- Short task:
Write out each line word for word. Drop pictures.

"""

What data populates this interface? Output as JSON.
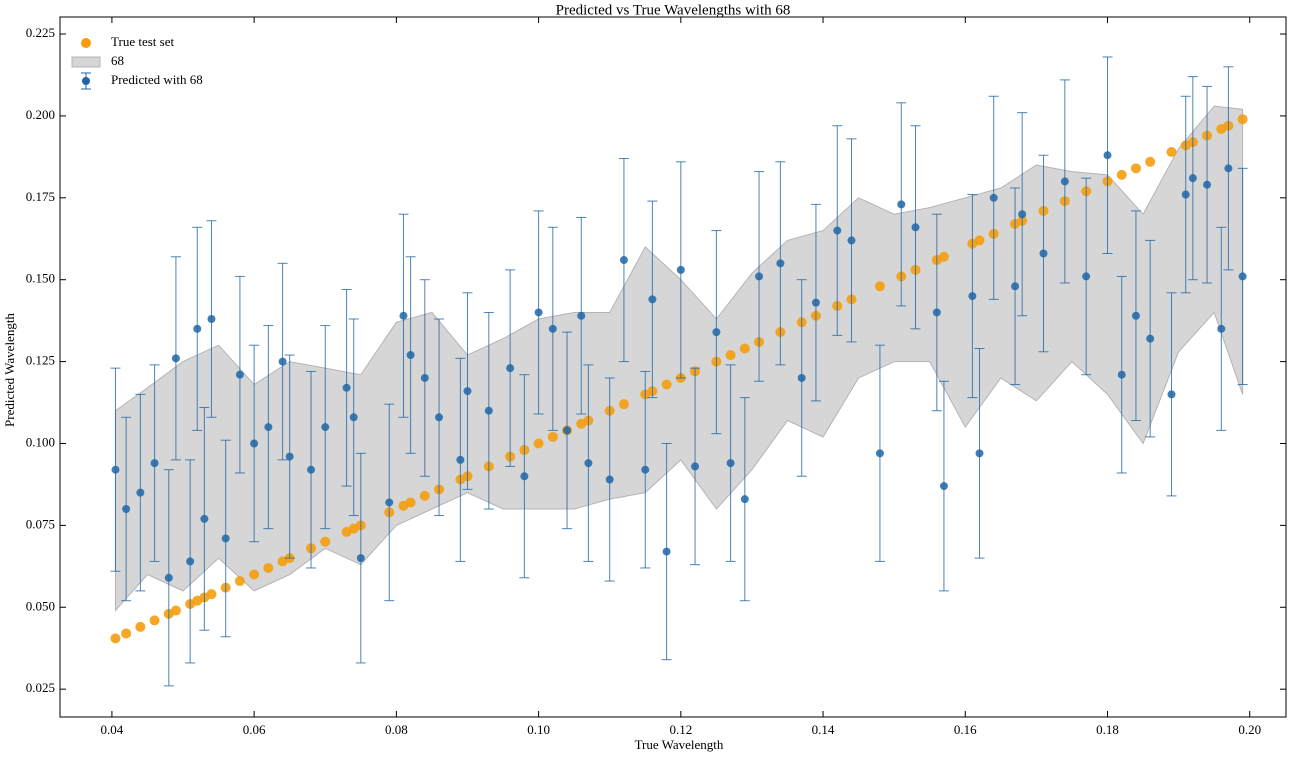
{
  "chart_data": {
    "type": "scatter",
    "title": "Predicted vs True Wavelengths with 68",
    "x_label": "True Wavelength",
    "y_label": "Predicted Wavelength",
    "xlim": [
      0.0327,
      0.2051
    ],
    "ylim": [
      0.0165,
      0.2302
    ],
    "xticks": [
      0.04,
      0.06,
      0.08,
      {
        "value": 0.1,
        "label": "0.10"
      },
      0.12,
      0.14,
      0.16,
      0.18,
      {
        "value": 0.2,
        "label": "0.20"
      }
    ],
    "yticks": [
      0.025,
      {
        "value": 0.05,
        "label": "0.050"
      },
      0.075,
      {
        "value": 0.1,
        "label": "0.100"
      },
      0.125,
      {
        "value": 0.15,
        "label": "0.150"
      },
      0.175,
      {
        "value": 0.2,
        "label": "0.200"
      },
      0.225
    ],
    "legend": "upper left",
    "series": [
      {
        "name": "True test set",
        "color": "#f59d0e",
        "x": [
          0.0405,
          0.042,
          0.044,
          0.046,
          0.048,
          0.049,
          0.051,
          0.052,
          0.053,
          0.054,
          0.056,
          0.058,
          0.06,
          0.062,
          0.064,
          0.065,
          0.068,
          0.07,
          0.073,
          0.074,
          0.075,
          0.079,
          0.081,
          0.082,
          0.084,
          0.086,
          0.089,
          0.09,
          0.093,
          0.096,
          0.098,
          0.1,
          0.102,
          0.104,
          0.106,
          0.107,
          0.11,
          0.112,
          0.115,
          0.116,
          0.118,
          0.12,
          0.122,
          0.125,
          0.127,
          0.129,
          0.131,
          0.134,
          0.137,
          0.139,
          0.142,
          0.144,
          0.148,
          0.151,
          0.153,
          0.156,
          0.157,
          0.161,
          0.162,
          0.164,
          0.167,
          0.168,
          0.171,
          0.174,
          0.177,
          0.18,
          0.182,
          0.184,
          0.186,
          0.189,
          0.191,
          0.192,
          0.194,
          0.196,
          0.197,
          0.199
        ],
        "values": [
          0.0405,
          0.042,
          0.044,
          0.046,
          0.048,
          0.049,
          0.051,
          0.052,
          0.053,
          0.054,
          0.056,
          0.058,
          0.06,
          0.062,
          0.064,
          0.065,
          0.068,
          0.07,
          0.073,
          0.074,
          0.075,
          0.079,
          0.081,
          0.082,
          0.084,
          0.086,
          0.089,
          0.09,
          0.093,
          0.096,
          0.098,
          0.1,
          0.102,
          0.104,
          0.106,
          0.107,
          0.11,
          0.112,
          0.115,
          0.116,
          0.118,
          0.12,
          0.122,
          0.125,
          0.127,
          0.129,
          0.131,
          0.134,
          0.137,
          0.139,
          0.142,
          0.144,
          0.148,
          0.151,
          0.153,
          0.156,
          0.157,
          0.161,
          0.162,
          0.164,
          0.167,
          0.168,
          0.171,
          0.174,
          0.177,
          0.18,
          0.182,
          0.184,
          0.186,
          0.189,
          0.191,
          0.192,
          0.194,
          0.196,
          0.197,
          0.199
        ]
      },
      {
        "name": "68",
        "color": "#b4b4b4",
        "x": [
          0.0405,
          0.045,
          0.05,
          0.055,
          0.06,
          0.065,
          0.07,
          0.075,
          0.08,
          0.085,
          0.09,
          0.095,
          0.1,
          0.105,
          0.11,
          0.115,
          0.12,
          0.125,
          0.13,
          0.135,
          0.14,
          0.145,
          0.15,
          0.155,
          0.16,
          0.165,
          0.17,
          0.175,
          0.18,
          0.185,
          0.19,
          0.195,
          0.199
        ],
        "lower": [
          0.049,
          0.06,
          0.055,
          0.065,
          0.055,
          0.06,
          0.068,
          0.063,
          0.075,
          0.08,
          0.085,
          0.08,
          0.08,
          0.08,
          0.083,
          0.085,
          0.095,
          0.08,
          0.092,
          0.107,
          0.102,
          0.12,
          0.125,
          0.125,
          0.105,
          0.12,
          0.113,
          0.125,
          0.115,
          0.1,
          0.128,
          0.14,
          0.115
        ],
        "upper": [
          0.11,
          0.117,
          0.125,
          0.13,
          0.118,
          0.125,
          0.123,
          0.121,
          0.137,
          0.14,
          0.127,
          0.132,
          0.138,
          0.14,
          0.14,
          0.16,
          0.15,
          0.138,
          0.152,
          0.162,
          0.165,
          0.175,
          0.17,
          0.172,
          0.175,
          0.178,
          0.185,
          0.183,
          0.182,
          0.17,
          0.19,
          0.203,
          0.202
        ]
      },
      {
        "name": "Predicted with 68",
        "color": "#1f66a8",
        "x": [
          0.0405,
          0.042,
          0.044,
          0.046,
          0.048,
          0.049,
          0.051,
          0.052,
          0.053,
          0.054,
          0.056,
          0.058,
          0.06,
          0.062,
          0.064,
          0.065,
          0.068,
          0.07,
          0.073,
          0.074,
          0.075,
          0.079,
          0.081,
          0.082,
          0.084,
          0.086,
          0.089,
          0.09,
          0.093,
          0.096,
          0.098,
          0.1,
          0.102,
          0.104,
          0.106,
          0.107,
          0.11,
          0.112,
          0.115,
          0.116,
          0.118,
          0.12,
          0.122,
          0.125,
          0.127,
          0.129,
          0.131,
          0.134,
          0.137,
          0.139,
          0.142,
          0.144,
          0.148,
          0.151,
          0.153,
          0.156,
          0.157,
          0.161,
          0.162,
          0.164,
          0.167,
          0.168,
          0.171,
          0.174,
          0.177,
          0.18,
          0.182,
          0.184,
          0.186,
          0.189,
          0.191,
          0.192,
          0.194,
          0.196,
          0.197,
          0.199
        ],
        "values": [
          0.092,
          0.08,
          0.085,
          0.094,
          0.059,
          0.126,
          0.064,
          0.135,
          0.077,
          0.138,
          0.071,
          0.121,
          0.1,
          0.105,
          0.125,
          0.096,
          0.092,
          0.105,
          0.117,
          0.108,
          0.065,
          0.082,
          0.139,
          0.127,
          0.12,
          0.108,
          0.095,
          0.116,
          0.11,
          0.123,
          0.09,
          0.14,
          0.135,
          0.104,
          0.139,
          0.094,
          0.089,
          0.156,
          0.092,
          0.144,
          0.067,
          0.153,
          0.093,
          0.134,
          0.094,
          0.083,
          0.151,
          0.155,
          0.12,
          0.143,
          0.165,
          0.162,
          0.097,
          0.173,
          0.166,
          0.14,
          0.087,
          0.145,
          0.097,
          0.175,
          0.148,
          0.17,
          0.158,
          0.18,
          0.151,
          0.188,
          0.121,
          0.139,
          0.132,
          0.115,
          0.176,
          0.181,
          0.179,
          0.135,
          0.184,
          0.151
        ],
        "errors": [
          0.031,
          0.028,
          0.03,
          0.03,
          0.033,
          0.031,
          0.031,
          0.031,
          0.034,
          0.03,
          0.03,
          0.03,
          0.03,
          0.031,
          0.03,
          0.031,
          0.03,
          0.031,
          0.03,
          0.03,
          0.032,
          0.03,
          0.031,
          0.03,
          0.03,
          0.03,
          0.031,
          0.03,
          0.03,
          0.03,
          0.031,
          0.031,
          0.031,
          0.03,
          0.03,
          0.03,
          0.031,
          0.031,
          0.03,
          0.03,
          0.033,
          0.033,
          0.03,
          0.031,
          0.03,
          0.031,
          0.032,
          0.031,
          0.03,
          0.03,
          0.032,
          0.031,
          0.033,
          0.031,
          0.031,
          0.03,
          0.032,
          0.031,
          0.032,
          0.031,
          0.03,
          0.031,
          0.03,
          0.031,
          0.03,
          0.03,
          0.03,
          0.032,
          0.03,
          0.031,
          0.03,
          0.031,
          0.03,
          0.031,
          0.031,
          0.033
        ]
      }
    ]
  }
}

"""

- Expected answer:
What data populates this interface? Output as JSON.
{
  "chart_data": {
    "type": "scatter",
    "title": "Predicted vs True Wavelengths with 68",
    "x_label": "True Wavelength",
    "y_label": "Predicted Wavelength",
    "xlim": [
      0.0327,
      0.2051
    ],
    "ylim": [
      0.0165,
      0.2302
    ],
    "xticks": [
      0.04,
      0.06,
      0.08,
      {
        "value": 0.1,
        "label": "0.10"
      },
      0.12,
      0.14,
      0.16,
      0.18,
      {
        "value": 0.2,
        "label": "0.20"
      }
    ],
    "yticks": [
      0.025,
      {
        "value": 0.05,
        "label": "0.050"
      },
      0.075,
      {
        "value": 0.1,
        "label": "0.100"
      },
      0.125,
      {
        "value": 0.15,
        "label": "0.150"
      },
      0.175,
      {
        "value": 0.2,
        "label": "0.200"
      },
      0.225
    ],
    "legend": "upper left",
    "series": [
      {
        "name": "True test set",
        "color": "#f59d0e",
        "x": [
          0.0405,
          0.042,
          0.044,
          0.046,
          0.048,
          0.049,
          0.051,
          0.052,
          0.053,
          0.054,
          0.056,
          0.058,
          0.06,
          0.062,
          0.064,
          0.065,
          0.068,
          0.07,
          0.073,
          0.074,
          0.075,
          0.079,
          0.081,
          0.082,
          0.084,
          0.086,
          0.089,
          0.09,
          0.093,
          0.096,
          0.098,
          0.1,
          0.102,
          0.104,
          0.106,
          0.107,
          0.11,
          0.112,
          0.115,
          0.116,
          0.118,
          0.12,
          0.122,
          0.125,
          0.127,
          0.129,
          0.131,
          0.134,
          0.137,
          0.139,
          0.142,
          0.144,
          0.148,
          0.151,
          0.153,
          0.156,
          0.157,
          0.161,
          0.162,
          0.164,
          0.167,
          0.168,
          0.171,
          0.174,
          0.177,
          0.18,
          0.182,
          0.184,
          0.186,
          0.189,
          0.191,
          0.192,
          0.194,
          0.196,
          0.197,
          0.199
        ],
        "values": [
          0.0405,
          0.042,
          0.044,
          0.046,
          0.048,
          0.049,
          0.051,
          0.052,
          0.053,
          0.054,
          0.056,
          0.058,
          0.06,
          0.062,
          0.064,
          0.065,
          0.068,
          0.07,
          0.073,
          0.074,
          0.075,
          0.079,
          0.081,
          0.082,
          0.084,
          0.086,
          0.089,
          0.09,
          0.093,
          0.096,
          0.098,
          0.1,
          0.102,
          0.104,
          0.106,
          0.107,
          0.11,
          0.112,
          0.115,
          0.116,
          0.118,
          0.12,
          0.122,
          0.125,
          0.127,
          0.129,
          0.131,
          0.134,
          0.137,
          0.139,
          0.142,
          0.144,
          0.148,
          0.151,
          0.153,
          0.156,
          0.157,
          0.161,
          0.162,
          0.164,
          0.167,
          0.168,
          0.171,
          0.174,
          0.177,
          0.18,
          0.182,
          0.184,
          0.186,
          0.189,
          0.191,
          0.192,
          0.194,
          0.196,
          0.197,
          0.199
        ]
      },
      {
        "name": "68",
        "color": "#b4b4b4",
        "x": [
          0.0405,
          0.045,
          0.05,
          0.055,
          0.06,
          0.065,
          0.07,
          0.075,
          0.08,
          0.085,
          0.09,
          0.095,
          0.1,
          0.105,
          0.11,
          0.115,
          0.12,
          0.125,
          0.13,
          0.135,
          0.14,
          0.145,
          0.15,
          0.155,
          0.16,
          0.165,
          0.17,
          0.175,
          0.18,
          0.185,
          0.19,
          0.195,
          0.199
        ],
        "lower": [
          0.049,
          0.06,
          0.055,
          0.065,
          0.055,
          0.06,
          0.068,
          0.063,
          0.075,
          0.08,
          0.085,
          0.08,
          0.08,
          0.08,
          0.083,
          0.085,
          0.095,
          0.08,
          0.092,
          0.107,
          0.102,
          0.12,
          0.125,
          0.125,
          0.105,
          0.12,
          0.113,
          0.125,
          0.115,
          0.1,
          0.128,
          0.14,
          0.115
        ],
        "upper": [
          0.11,
          0.117,
          0.125,
          0.13,
          0.118,
          0.125,
          0.123,
          0.121,
          0.137,
          0.14,
          0.127,
          0.132,
          0.138,
          0.14,
          0.14,
          0.16,
          0.15,
          0.138,
          0.152,
          0.162,
          0.165,
          0.175,
          0.17,
          0.172,
          0.175,
          0.178,
          0.185,
          0.183,
          0.182,
          0.17,
          0.19,
          0.203,
          0.202
        ]
      },
      {
        "name": "Predicted with 68",
        "color": "#1f66a8",
        "x": [
          0.0405,
          0.042,
          0.044,
          0.046,
          0.048,
          0.049,
          0.051,
          0.052,
          0.053,
          0.054,
          0.056,
          0.058,
          0.06,
          0.062,
          0.064,
          0.065,
          0.068,
          0.07,
          0.073,
          0.074,
          0.075,
          0.079,
          0.081,
          0.082,
          0.084,
          0.086,
          0.089,
          0.09,
          0.093,
          0.096,
          0.098,
          0.1,
          0.102,
          0.104,
          0.106,
          0.107,
          0.11,
          0.112,
          0.115,
          0.116,
          0.118,
          0.12,
          0.122,
          0.125,
          0.127,
          0.129,
          0.131,
          0.134,
          0.137,
          0.139,
          0.142,
          0.144,
          0.148,
          0.151,
          0.153,
          0.156,
          0.157,
          0.161,
          0.162,
          0.164,
          0.167,
          0.168,
          0.171,
          0.174,
          0.177,
          0.18,
          0.182,
          0.184,
          0.186,
          0.189,
          0.191,
          0.192,
          0.194,
          0.196,
          0.197,
          0.199
        ],
        "values": [
          0.092,
          0.08,
          0.085,
          0.094,
          0.059,
          0.126,
          0.064,
          0.135,
          0.077,
          0.138,
          0.071,
          0.121,
          0.1,
          0.105,
          0.125,
          0.096,
          0.092,
          0.105,
          0.117,
          0.108,
          0.065,
          0.082,
          0.139,
          0.127,
          0.12,
          0.108,
          0.095,
          0.116,
          0.11,
          0.123,
          0.09,
          0.14,
          0.135,
          0.104,
          0.139,
          0.094,
          0.089,
          0.156,
          0.092,
          0.144,
          0.067,
          0.153,
          0.093,
          0.134,
          0.094,
          0.083,
          0.151,
          0.155,
          0.12,
          0.143,
          0.165,
          0.162,
          0.097,
          0.173,
          0.166,
          0.14,
          0.087,
          0.145,
          0.097,
          0.175,
          0.148,
          0.17,
          0.158,
          0.18,
          0.151,
          0.188,
          0.121,
          0.139,
          0.132,
          0.115,
          0.176,
          0.181,
          0.179,
          0.135,
          0.184,
          0.151
        ],
        "errors": [
          0.031,
          0.028,
          0.03,
          0.03,
          0.033,
          0.031,
          0.031,
          0.031,
          0.034,
          0.03,
          0.03,
          0.03,
          0.03,
          0.031,
          0.03,
          0.031,
          0.03,
          0.031,
          0.03,
          0.03,
          0.032,
          0.03,
          0.031,
          0.03,
          0.03,
          0.03,
          0.031,
          0.03,
          0.03,
          0.03,
          0.031,
          0.031,
          0.031,
          0.03,
          0.03,
          0.03,
          0.031,
          0.031,
          0.03,
          0.03,
          0.033,
          0.033,
          0.03,
          0.031,
          0.03,
          0.031,
          0.032,
          0.031,
          0.03,
          0.03,
          0.032,
          0.031,
          0.033,
          0.031,
          0.031,
          0.03,
          0.032,
          0.031,
          0.032,
          0.031,
          0.03,
          0.031,
          0.03,
          0.031,
          0.03,
          0.03,
          0.03,
          0.032,
          0.03,
          0.031,
          0.03,
          0.031,
          0.03,
          0.031,
          0.031,
          0.033
        ]
      }
    ]
  }
}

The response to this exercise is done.